◆ PROBLEM DESCRIPTION
Wherever the word "Systems" shows up in a line, please copy that line.

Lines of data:

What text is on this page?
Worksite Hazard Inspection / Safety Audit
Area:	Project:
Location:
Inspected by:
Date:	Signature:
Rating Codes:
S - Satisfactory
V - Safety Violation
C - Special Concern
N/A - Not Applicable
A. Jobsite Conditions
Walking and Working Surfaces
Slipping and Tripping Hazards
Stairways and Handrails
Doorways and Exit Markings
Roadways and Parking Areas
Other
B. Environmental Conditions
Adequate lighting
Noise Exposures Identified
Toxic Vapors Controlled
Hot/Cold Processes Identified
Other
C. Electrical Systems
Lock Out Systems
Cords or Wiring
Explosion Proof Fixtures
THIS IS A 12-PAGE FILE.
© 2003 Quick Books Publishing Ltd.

◆ RESPONSE TO THE EXERCISE
C. Electrical Systems
Lock Out Systems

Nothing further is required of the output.